§ **Exercise goal**:
Images appear in the records below; leave them out and repeat everything else exactly.

§ **Information supplied**:

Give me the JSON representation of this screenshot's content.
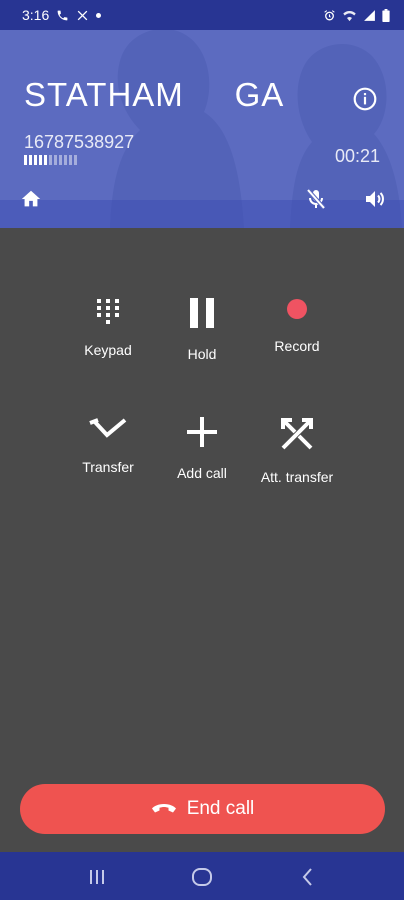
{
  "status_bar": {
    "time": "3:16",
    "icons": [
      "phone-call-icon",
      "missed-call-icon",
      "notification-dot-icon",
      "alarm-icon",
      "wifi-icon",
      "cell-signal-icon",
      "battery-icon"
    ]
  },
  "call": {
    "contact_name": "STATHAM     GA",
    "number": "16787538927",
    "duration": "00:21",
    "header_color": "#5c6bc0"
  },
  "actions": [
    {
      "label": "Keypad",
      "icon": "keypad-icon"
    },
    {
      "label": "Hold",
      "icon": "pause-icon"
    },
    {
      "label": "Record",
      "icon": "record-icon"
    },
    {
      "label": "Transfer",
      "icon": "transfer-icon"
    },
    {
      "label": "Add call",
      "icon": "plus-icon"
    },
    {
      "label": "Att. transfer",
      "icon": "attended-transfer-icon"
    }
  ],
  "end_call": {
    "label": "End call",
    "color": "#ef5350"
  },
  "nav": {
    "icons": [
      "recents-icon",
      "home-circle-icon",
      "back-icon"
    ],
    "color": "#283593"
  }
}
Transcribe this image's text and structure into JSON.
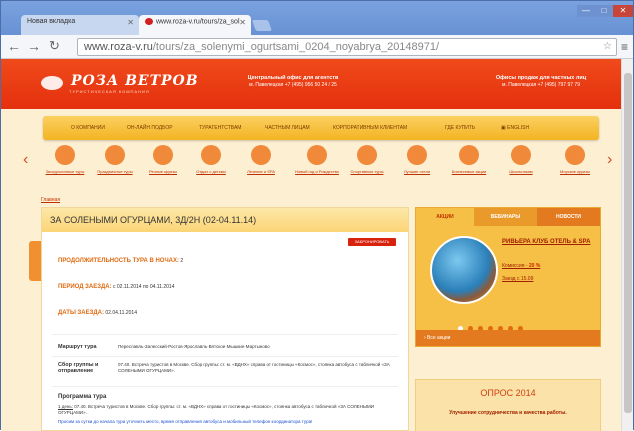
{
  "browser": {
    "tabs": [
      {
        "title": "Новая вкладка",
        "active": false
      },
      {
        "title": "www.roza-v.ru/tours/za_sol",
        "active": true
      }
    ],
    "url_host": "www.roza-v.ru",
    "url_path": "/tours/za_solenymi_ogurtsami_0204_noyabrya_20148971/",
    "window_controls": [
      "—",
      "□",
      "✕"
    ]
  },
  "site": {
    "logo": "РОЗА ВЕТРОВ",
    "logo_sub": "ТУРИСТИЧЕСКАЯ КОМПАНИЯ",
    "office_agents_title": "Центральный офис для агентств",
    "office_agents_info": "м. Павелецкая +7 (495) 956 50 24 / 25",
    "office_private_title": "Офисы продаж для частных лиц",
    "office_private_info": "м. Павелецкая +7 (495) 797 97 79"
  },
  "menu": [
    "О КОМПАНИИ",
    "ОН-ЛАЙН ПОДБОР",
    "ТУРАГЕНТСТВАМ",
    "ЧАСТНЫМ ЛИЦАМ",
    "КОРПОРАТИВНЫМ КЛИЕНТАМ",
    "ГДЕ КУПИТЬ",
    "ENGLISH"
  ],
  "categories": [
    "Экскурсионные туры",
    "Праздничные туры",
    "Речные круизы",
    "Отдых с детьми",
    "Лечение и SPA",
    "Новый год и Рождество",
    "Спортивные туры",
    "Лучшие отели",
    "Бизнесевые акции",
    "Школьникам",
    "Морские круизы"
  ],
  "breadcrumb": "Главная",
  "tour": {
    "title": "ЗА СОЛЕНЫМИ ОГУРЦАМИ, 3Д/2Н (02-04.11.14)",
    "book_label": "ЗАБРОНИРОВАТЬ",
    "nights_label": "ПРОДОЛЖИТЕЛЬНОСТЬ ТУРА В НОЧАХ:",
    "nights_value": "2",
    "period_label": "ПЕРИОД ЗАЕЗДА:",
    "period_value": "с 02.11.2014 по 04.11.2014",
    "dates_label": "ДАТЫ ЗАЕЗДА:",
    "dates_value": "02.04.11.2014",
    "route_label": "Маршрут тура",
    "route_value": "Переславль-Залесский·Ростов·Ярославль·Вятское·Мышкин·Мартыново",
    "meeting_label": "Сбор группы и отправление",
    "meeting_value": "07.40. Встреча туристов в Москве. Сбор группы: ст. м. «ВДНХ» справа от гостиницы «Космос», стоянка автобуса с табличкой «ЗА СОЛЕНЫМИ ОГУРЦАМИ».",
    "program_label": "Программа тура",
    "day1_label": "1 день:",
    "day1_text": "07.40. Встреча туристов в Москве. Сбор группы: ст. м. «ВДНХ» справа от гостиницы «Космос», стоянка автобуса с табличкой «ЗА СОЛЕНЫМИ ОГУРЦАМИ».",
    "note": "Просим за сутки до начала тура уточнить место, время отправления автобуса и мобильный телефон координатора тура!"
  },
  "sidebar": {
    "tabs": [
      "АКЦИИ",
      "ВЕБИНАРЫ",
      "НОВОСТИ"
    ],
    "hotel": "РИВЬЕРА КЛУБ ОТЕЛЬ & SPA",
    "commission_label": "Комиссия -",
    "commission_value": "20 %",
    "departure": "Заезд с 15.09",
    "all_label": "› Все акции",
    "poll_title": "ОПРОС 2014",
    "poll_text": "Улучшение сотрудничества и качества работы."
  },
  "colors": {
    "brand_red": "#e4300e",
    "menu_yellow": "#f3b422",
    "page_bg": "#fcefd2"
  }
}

§ **Correct answer**:
Give me the JSON representation of this screenshot's content.
{
  "status_bar": {
    "time": "3:16",
    "icons": [
      "phone-call-icon",
      "missed-call-icon",
      "notification-dot-icon",
      "alarm-icon",
      "wifi-icon",
      "cell-signal-icon",
      "battery-icon"
    ]
  },
  "call": {
    "contact_name": "STATHAM     GA",
    "number": "16787538927",
    "duration": "00:21",
    "header_color": "#5c6bc0"
  },
  "actions": [
    {
      "label": "Keypad",
      "icon": "keypad-icon"
    },
    {
      "label": "Hold",
      "icon": "pause-icon"
    },
    {
      "label": "Record",
      "icon": "record-icon"
    },
    {
      "label": "Transfer",
      "icon": "transfer-icon"
    },
    {
      "label": "Add call",
      "icon": "plus-icon"
    },
    {
      "label": "Att. transfer",
      "icon": "attended-transfer-icon"
    }
  ],
  "end_call": {
    "label": "End call",
    "color": "#ef5350"
  },
  "nav": {
    "icons": [
      "recents-icon",
      "home-circle-icon",
      "back-icon"
    ],
    "color": "#283593"
  }
}
Transcribe this image's text and structure into JSON.
{
  "browser": {
    "tabs": [
      {
        "title": "Новая вкладка",
        "active": false
      },
      {
        "title": "www.roza-v.ru/tours/za_sol",
        "active": true
      }
    ],
    "url_host": "www.roza-v.ru",
    "url_path": "/tours/za_solenymi_ogurtsami_0204_noyabrya_20148971/",
    "window_controls": [
      "—",
      "□",
      "✕"
    ]
  },
  "site": {
    "logo": "РОЗА ВЕТРОВ",
    "logo_sub": "ТУРИСТИЧЕСКАЯ КОМПАНИЯ",
    "office_agents_title": "Центральный офис для агентств",
    "office_agents_info": "м. Павелецкая +7 (495) 956 50 24 / 25",
    "office_private_title": "Офисы продаж для частных лиц",
    "office_private_info": "м. Павелецкая +7 (495) 797 97 79"
  },
  "menu": [
    "О КОМПАНИИ",
    "ОН-ЛАЙН ПОДБОР",
    "ТУРАГЕНТСТВАМ",
    "ЧАСТНЫМ ЛИЦАМ",
    "КОРПОРАТИВНЫМ КЛИЕНТАМ",
    "ГДЕ КУПИТЬ",
    "ENGLISH"
  ],
  "categories": [
    "Экскурсионные туры",
    "Праздничные туры",
    "Речные круизы",
    "Отдых с детьми",
    "Лечение и SPA",
    "Новый год и Рождество",
    "Спортивные туры",
    "Лучшие отели",
    "Бизнесевые акции",
    "Школьникам",
    "Морские круизы"
  ],
  "breadcrumb": "Главная",
  "tour": {
    "title": "ЗА СОЛЕНЫМИ ОГУРЦАМИ, 3Д/2Н (02-04.11.14)",
    "book_label": "ЗАБРОНИРОВАТЬ",
    "nights_label": "ПРОДОЛЖИТЕЛЬНОСТЬ ТУРА В НОЧАХ:",
    "nights_value": "2",
    "period_label": "ПЕРИОД ЗАЕЗДА:",
    "period_value": "с 02.11.2014 по 04.11.2014",
    "dates_label": "ДАТЫ ЗАЕЗДА:",
    "dates_value": "02.04.11.2014",
    "route_label": "Маршрут тура",
    "route_value": "Переславль-Залесский·Ростов·Ярославль·Вятское·Мышкин·Мартыново",
    "meeting_label": "Сбор группы и отправление",
    "meeting_value": "07.40. Встреча туристов в Москве. Сбор группы: ст. м. «ВДНХ» справа от гостиницы «Космос», стоянка автобуса с табличкой «ЗА СОЛЕНЫМИ ОГУРЦАМИ».",
    "program_label": "Программа тура",
    "day1_label": "1 день:",
    "day1_text": "07.40. Встреча туристов в Москве. Сбор группы: ст. м. «ВДНХ» справа от гостиницы «Космос», стоянка автобуса с табличкой «ЗА СОЛЕНЫМИ ОГУРЦАМИ».",
    "note": "Просим за сутки до начала тура уточнить место, время отправления автобуса и мобильный телефон координатора тура!"
  },
  "sidebar": {
    "tabs": [
      "АКЦИИ",
      "ВЕБИНАРЫ",
      "НОВОСТИ"
    ],
    "hotel": "РИВЬЕРА КЛУБ ОТЕЛЬ & SPA",
    "commission_label": "Комиссия -",
    "commission_value": "20 %",
    "departure": "Заезд с 15.09",
    "all_label": "› Все акции",
    "poll_title": "ОПРОС 2014",
    "poll_text": "Улучшение сотрудничества и качества работы."
  },
  "colors": {
    "brand_red": "#e4300e",
    "menu_yellow": "#f3b422",
    "page_bg": "#fcefd2"
  }
}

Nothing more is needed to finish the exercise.